*Given task*
Scan the lines below for the string "ylabel" and copy every one that has it.

-- BEGIN --

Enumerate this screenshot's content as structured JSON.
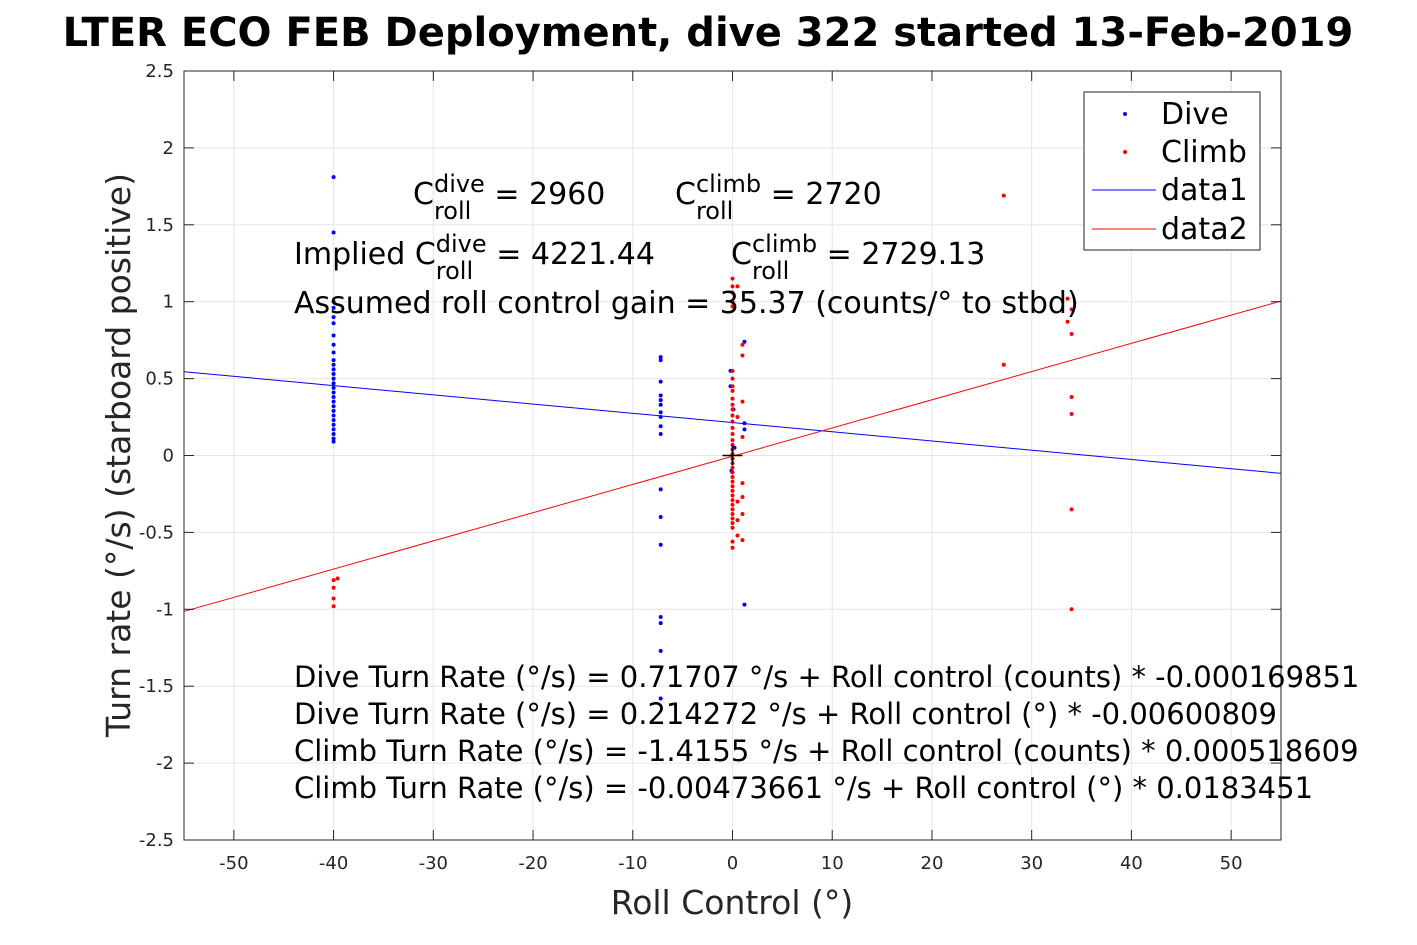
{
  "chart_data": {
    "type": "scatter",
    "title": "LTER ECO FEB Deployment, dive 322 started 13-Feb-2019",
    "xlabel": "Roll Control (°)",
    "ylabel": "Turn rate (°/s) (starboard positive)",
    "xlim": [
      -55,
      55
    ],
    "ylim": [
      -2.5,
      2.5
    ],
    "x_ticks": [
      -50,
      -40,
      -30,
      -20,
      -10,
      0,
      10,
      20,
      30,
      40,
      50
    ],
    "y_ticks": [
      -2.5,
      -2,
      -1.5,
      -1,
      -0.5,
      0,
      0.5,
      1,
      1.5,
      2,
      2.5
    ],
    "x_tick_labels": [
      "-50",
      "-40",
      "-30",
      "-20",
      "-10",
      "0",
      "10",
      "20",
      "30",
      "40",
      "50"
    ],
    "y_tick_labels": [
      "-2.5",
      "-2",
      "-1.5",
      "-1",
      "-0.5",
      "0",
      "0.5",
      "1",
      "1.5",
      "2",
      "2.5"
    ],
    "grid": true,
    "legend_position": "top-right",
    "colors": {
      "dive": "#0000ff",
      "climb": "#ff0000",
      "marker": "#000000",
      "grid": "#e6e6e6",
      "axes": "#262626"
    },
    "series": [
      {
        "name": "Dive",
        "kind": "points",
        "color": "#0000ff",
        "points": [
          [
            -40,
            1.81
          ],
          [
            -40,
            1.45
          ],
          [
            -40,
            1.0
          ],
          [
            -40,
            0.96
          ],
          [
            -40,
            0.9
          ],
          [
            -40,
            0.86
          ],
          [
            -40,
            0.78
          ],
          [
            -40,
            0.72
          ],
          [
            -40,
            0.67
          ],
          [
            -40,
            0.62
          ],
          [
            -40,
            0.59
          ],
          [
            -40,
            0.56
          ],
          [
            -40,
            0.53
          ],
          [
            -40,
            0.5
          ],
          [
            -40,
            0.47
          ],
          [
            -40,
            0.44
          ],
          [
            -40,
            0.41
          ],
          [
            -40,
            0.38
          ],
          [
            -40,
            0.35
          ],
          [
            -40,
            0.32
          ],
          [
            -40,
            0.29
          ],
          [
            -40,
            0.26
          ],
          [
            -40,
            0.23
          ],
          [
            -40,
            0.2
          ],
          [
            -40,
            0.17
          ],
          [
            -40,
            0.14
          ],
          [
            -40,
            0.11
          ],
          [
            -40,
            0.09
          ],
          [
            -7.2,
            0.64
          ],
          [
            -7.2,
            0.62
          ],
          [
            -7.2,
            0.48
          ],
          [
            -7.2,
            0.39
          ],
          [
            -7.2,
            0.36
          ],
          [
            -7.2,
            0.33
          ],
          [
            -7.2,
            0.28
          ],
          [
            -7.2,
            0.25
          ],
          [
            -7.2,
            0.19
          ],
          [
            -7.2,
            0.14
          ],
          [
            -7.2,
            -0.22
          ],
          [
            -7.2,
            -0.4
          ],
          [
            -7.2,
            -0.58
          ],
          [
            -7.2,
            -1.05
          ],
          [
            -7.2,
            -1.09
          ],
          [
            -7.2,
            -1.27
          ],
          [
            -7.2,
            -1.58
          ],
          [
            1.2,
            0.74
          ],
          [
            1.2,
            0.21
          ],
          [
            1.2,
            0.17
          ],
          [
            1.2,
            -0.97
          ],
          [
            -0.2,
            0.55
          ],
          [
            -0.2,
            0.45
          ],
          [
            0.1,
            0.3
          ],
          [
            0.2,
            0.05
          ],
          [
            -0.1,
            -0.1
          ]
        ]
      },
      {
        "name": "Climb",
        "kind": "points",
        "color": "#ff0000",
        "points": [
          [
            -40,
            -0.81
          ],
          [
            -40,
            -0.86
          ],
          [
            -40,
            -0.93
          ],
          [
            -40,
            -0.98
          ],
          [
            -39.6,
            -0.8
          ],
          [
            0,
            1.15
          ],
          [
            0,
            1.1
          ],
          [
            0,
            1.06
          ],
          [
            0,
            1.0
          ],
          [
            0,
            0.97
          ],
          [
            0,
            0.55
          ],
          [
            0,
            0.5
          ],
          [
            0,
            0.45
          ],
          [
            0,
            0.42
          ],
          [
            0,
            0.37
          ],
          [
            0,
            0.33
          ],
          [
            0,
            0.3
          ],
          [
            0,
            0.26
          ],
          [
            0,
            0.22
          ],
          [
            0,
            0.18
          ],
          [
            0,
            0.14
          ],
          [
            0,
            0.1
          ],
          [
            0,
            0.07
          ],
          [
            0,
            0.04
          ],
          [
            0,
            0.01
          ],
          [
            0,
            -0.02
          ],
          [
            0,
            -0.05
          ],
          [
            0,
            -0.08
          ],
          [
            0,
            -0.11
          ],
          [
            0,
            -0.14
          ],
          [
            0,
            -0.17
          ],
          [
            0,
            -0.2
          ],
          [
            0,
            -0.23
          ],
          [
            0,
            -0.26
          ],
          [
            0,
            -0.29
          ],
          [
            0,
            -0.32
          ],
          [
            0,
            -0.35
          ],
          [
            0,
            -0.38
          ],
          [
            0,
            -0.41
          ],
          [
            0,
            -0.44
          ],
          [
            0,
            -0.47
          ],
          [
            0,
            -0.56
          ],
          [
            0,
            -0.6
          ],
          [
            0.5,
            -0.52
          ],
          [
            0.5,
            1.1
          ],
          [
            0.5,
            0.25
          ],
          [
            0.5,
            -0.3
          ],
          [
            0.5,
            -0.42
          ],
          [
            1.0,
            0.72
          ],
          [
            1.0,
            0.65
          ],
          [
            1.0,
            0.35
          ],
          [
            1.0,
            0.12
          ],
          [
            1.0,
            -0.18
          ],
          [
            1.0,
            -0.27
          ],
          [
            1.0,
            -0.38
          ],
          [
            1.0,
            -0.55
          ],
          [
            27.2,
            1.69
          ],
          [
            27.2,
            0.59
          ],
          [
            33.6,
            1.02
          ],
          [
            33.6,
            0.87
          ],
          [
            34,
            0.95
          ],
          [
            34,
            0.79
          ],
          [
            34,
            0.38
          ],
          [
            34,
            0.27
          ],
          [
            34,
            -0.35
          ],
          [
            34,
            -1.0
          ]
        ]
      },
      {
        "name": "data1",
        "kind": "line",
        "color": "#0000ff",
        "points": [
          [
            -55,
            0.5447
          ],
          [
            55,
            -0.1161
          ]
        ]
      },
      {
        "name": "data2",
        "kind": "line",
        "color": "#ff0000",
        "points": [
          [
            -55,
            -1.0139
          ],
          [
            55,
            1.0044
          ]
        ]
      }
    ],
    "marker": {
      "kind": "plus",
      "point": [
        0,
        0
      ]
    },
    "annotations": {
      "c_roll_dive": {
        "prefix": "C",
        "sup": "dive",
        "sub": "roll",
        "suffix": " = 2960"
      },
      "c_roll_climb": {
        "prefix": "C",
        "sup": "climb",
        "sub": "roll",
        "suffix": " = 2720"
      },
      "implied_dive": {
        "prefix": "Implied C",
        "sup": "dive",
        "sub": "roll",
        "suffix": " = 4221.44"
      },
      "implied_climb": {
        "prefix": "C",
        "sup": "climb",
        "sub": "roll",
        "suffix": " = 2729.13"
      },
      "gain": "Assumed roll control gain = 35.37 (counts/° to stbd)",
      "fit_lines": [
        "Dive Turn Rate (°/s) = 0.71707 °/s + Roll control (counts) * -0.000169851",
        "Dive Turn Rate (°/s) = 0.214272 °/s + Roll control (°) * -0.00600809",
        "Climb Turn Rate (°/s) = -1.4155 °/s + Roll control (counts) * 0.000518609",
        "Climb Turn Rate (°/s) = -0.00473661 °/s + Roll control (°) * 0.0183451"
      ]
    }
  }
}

-- END --
-- BEGIN --

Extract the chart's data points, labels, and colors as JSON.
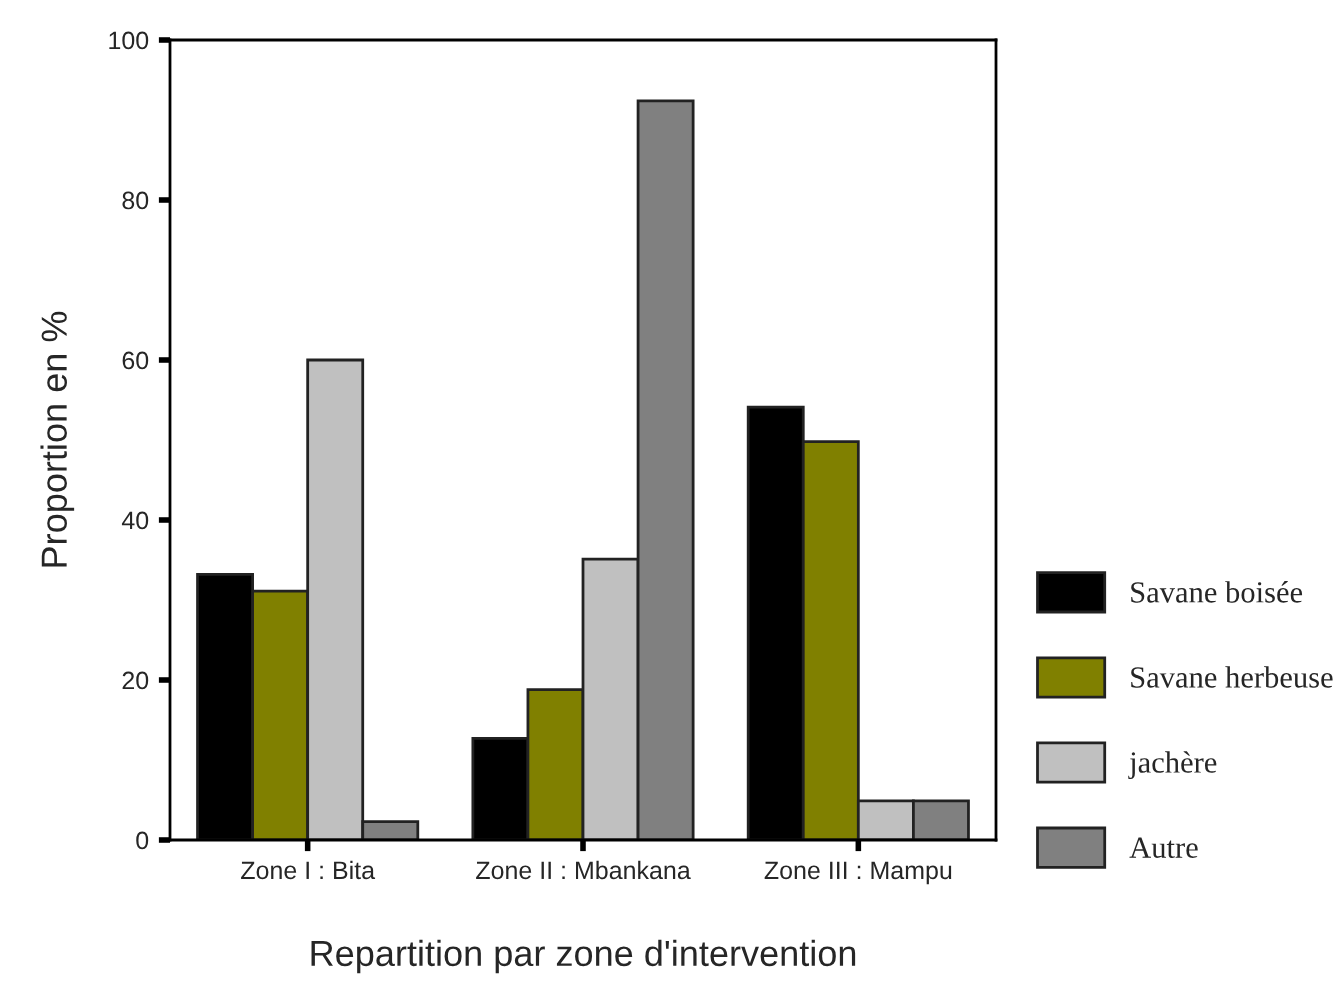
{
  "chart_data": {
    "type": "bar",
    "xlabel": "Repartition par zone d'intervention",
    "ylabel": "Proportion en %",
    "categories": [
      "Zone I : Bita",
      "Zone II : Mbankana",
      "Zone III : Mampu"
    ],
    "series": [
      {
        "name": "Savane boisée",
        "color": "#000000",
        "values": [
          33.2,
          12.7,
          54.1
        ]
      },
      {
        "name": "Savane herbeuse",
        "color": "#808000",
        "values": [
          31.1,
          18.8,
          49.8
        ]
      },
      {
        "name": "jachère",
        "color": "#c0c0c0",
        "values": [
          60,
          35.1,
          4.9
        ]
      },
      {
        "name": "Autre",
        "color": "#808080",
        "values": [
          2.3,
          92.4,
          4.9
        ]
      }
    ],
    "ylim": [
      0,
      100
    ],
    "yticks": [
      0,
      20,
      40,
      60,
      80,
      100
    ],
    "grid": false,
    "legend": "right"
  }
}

-- END --
-- BEGIN --

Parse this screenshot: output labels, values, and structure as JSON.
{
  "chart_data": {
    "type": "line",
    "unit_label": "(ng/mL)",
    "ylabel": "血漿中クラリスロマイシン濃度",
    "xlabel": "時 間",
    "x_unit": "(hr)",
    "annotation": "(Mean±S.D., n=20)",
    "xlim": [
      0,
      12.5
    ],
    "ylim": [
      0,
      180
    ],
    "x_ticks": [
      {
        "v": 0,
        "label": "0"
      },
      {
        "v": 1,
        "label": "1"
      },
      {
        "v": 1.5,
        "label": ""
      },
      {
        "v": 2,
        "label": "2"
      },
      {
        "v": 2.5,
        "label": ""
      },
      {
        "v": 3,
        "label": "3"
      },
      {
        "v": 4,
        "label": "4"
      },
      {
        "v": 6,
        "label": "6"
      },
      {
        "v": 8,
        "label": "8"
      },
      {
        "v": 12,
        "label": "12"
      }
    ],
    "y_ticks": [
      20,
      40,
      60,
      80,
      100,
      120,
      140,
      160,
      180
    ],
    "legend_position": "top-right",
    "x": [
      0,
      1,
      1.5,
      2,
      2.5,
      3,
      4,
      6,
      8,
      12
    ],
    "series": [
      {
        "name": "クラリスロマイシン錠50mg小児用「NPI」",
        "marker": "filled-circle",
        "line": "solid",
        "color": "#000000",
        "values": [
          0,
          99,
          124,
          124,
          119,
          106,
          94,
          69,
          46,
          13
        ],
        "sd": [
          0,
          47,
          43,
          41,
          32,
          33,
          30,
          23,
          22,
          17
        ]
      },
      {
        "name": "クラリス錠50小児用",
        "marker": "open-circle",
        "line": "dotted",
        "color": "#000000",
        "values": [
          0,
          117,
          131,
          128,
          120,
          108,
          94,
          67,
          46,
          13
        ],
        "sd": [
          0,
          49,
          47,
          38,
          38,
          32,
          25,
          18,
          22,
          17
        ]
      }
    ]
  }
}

-- END --

*Result of the task*
    "ylabel": "Turn rate (°/s) (starboard positive)",
    "ylabel": "Proportion en %",
    "ylabel": "血漿中クラリスロマイシン濃度",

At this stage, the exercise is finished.